### Exercise prompt:
Reproduce the entries in full, with no changes.

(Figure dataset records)
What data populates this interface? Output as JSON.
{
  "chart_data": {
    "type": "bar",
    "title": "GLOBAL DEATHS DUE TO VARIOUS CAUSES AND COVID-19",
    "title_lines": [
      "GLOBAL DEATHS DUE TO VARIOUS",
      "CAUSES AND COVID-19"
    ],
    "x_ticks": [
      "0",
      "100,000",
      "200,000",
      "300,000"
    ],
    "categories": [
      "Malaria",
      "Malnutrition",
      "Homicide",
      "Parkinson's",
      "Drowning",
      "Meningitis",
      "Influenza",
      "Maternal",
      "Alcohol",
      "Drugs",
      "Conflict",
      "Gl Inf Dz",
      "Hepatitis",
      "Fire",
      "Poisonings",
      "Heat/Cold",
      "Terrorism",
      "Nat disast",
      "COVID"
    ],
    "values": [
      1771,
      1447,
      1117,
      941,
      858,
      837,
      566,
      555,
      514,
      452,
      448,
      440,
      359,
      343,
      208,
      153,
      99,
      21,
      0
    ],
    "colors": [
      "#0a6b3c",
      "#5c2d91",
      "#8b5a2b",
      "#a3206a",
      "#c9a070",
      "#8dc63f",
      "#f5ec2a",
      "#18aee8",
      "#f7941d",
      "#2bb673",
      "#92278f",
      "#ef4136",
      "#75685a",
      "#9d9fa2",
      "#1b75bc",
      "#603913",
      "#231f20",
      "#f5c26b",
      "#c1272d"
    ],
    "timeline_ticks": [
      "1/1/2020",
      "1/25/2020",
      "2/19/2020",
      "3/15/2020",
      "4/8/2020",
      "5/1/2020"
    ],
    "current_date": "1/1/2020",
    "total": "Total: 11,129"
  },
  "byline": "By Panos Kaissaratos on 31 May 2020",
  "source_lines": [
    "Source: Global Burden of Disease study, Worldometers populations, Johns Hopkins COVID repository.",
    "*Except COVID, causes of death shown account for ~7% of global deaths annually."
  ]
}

### Solution for this task:
What data populates this interface? Output as JSON.
{
  "chart_data": {
    "type": "bar",
    "title": "GLOBAL DEATHS DUE TO VARIOUS CAUSES AND COVID-19",
    "title_lines": [
      "GLOBAL DEATHS DUE TO VARIOUS",
      "CAUSES AND COVID-19"
    ],
    "x_ticks": [
      "0",
      "100,000",
      "200,000",
      "300,000"
    ],
    "categories": [
      "Malaria",
      "Malnutrition",
      "Homicide",
      "Parkinson's",
      "Drowning",
      "Meningitis",
      "Influenza",
      "Maternal",
      "Alcohol",
      "Drugs",
      "Conflict",
      "Gl Inf Dz",
      "Hepatitis",
      "Fire",
      "Poisonings",
      "Heat/Cold",
      "Terrorism",
      "Nat disast",
      "COVID"
    ],
    "values": [
      1771,
      1447,
      1117,
      941,
      858,
      837,
      566,
      555,
      514,
      452,
      448,
      440,
      359,
      343,
      208,
      153,
      99,
      21,
      0
    ],
    "colors": [
      "#0a6b3c",
      "#5c2d91",
      "#8b5a2b",
      "#a3206a",
      "#c9a070",
      "#8dc63f",
      "#f5ec2a",
      "#18aee8",
      "#f7941d",
      "#2bb673",
      "#92278f",
      "#ef4136",
      "#75685a",
      "#9d9fa2",
      "#1b75bc",
      "#603913",
      "#231f20",
      "#f5c26b",
      "#c1272d"
    ],
    "timeline_ticks": [
      "1/1/2020",
      "1/25/2020",
      "2/19/2020",
      "3/15/2020",
      "4/8/2020",
      "5/1/2020"
    ],
    "current_date": "1/1/2020",
    "total": "Total: 11,129"
  },
  "byline": "By Panos Kaissaratos on 31 May 2020",
  "source_lines": [
    "Source: Global Burden of Disease study, Worldometers populations, Johns Hopkins COVID repository.",
    "*Except COVID, causes of death shown account for ~7% of global deaths annually."
  ]
}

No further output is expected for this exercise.